** Opening Excerpted records block **

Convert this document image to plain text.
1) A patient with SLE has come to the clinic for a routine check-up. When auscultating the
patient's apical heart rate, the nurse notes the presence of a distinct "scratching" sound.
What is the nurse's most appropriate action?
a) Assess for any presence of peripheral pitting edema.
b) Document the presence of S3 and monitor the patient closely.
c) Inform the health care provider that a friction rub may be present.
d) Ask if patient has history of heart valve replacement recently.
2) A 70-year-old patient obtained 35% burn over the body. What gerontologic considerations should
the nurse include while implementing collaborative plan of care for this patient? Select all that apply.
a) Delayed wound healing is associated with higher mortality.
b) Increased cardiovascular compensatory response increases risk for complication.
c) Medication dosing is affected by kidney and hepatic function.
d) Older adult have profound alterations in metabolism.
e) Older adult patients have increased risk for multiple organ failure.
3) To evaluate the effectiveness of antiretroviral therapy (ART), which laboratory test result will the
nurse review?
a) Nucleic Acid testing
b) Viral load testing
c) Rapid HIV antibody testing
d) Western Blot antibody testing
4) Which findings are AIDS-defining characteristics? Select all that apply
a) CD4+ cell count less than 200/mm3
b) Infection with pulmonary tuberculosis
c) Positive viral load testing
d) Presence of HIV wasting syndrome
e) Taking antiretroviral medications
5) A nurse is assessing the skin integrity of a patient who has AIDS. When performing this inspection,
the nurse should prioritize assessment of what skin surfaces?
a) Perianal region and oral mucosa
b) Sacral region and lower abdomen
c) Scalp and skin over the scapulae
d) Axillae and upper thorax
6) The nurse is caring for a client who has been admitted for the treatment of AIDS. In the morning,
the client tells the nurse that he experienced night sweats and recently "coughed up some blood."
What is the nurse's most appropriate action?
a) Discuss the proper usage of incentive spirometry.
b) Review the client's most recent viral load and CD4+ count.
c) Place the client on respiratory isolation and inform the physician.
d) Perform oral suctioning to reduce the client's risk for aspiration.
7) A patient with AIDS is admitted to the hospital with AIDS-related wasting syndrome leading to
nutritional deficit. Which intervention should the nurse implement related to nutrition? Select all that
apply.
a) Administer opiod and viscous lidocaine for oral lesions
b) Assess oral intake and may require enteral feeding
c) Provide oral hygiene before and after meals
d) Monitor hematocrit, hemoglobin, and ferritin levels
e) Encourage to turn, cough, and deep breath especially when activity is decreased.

** Closing Excerpted records block **

▶ _The task_
Starting with the first line, give back the whole listing exactly.

▶ _Response box_
Convert this document image to plain text.
1) A patient with SLE has come to the clinic for a routine check-up. When auscultating the
patient's apical heart rate, the nurse notes the presence of a distinct "scratching" sound.
What is the nurse's most appropriate action?
a) Assess for any presence of peripheral pitting edema.
b) Document the presence of S3 and monitor the patient closely.
c) Inform the health care provider that a friction rub may be present.
d) Ask if patient has history of heart valve replacement recently.
2) A 70-year-old patient obtained 35% burn over the body. What gerontologic considerations should
the nurse include while implementing collaborative plan of care for this patient? Select all that apply.
a) Delayed wound healing is associated with higher mortality.
b) Increased cardiovascular compensatory response increases risk for complication.
c) Medication dosing is affected by kidney and hepatic function.
d) Older adult have profound alterations in metabolism.
e) Older adult patients have increased risk for multiple organ failure.
3) To evaluate the effectiveness of antiretroviral therapy (ART), which laboratory test result will the
nurse review?
a) Nucleic Acid testing
b) Viral load testing
c) Rapid HIV antibody testing
d) Western Blot antibody testing
4) Which findings are AIDS-defining characteristics? Select all that apply
a) CD4+ cell count less than 200/mm3
b) Infection with pulmonary tuberculosis
c) Positive viral load testing
d) Presence of HIV wasting syndrome
e) Taking antiretroviral medications
5) A nurse is assessing the skin integrity of a patient who has AIDS. When performing this inspection,
the nurse should prioritize assessment of what skin surfaces?
a) Perianal region and oral mucosa
b) Sacral region and lower abdomen
c) Scalp and skin over the scapulae
d) Axillae and upper thorax
6) The nurse is caring for a client who has been admitted for the treatment of AIDS. In the morning,
the client tells the nurse that he experienced night sweats and recently "coughed up some blood."
What is the nurse's most appropriate action?
a) Discuss the proper usage of incentive spirometry.
b) Review the client's most recent viral load and CD4+ count.
c) Place the client on respiratory isolation and inform the physician.
d) Perform oral suctioning to reduce the client's risk for aspiration.
7) A patient with AIDS is admitted to the hospital with AIDS-related wasting syndrome leading to
nutritional deficit. Which intervention should the nurse implement related to nutrition? Select all that
apply.
a) Administer opiod and viscous lidocaine for oral lesions
b) Assess oral intake and may require enteral feeding
c) Provide oral hygiene before and after meals
d) Monitor hematocrit, hemoglobin, and ferritin levels
e) Encourage to turn, cough, and deep breath especially when activity is decreased.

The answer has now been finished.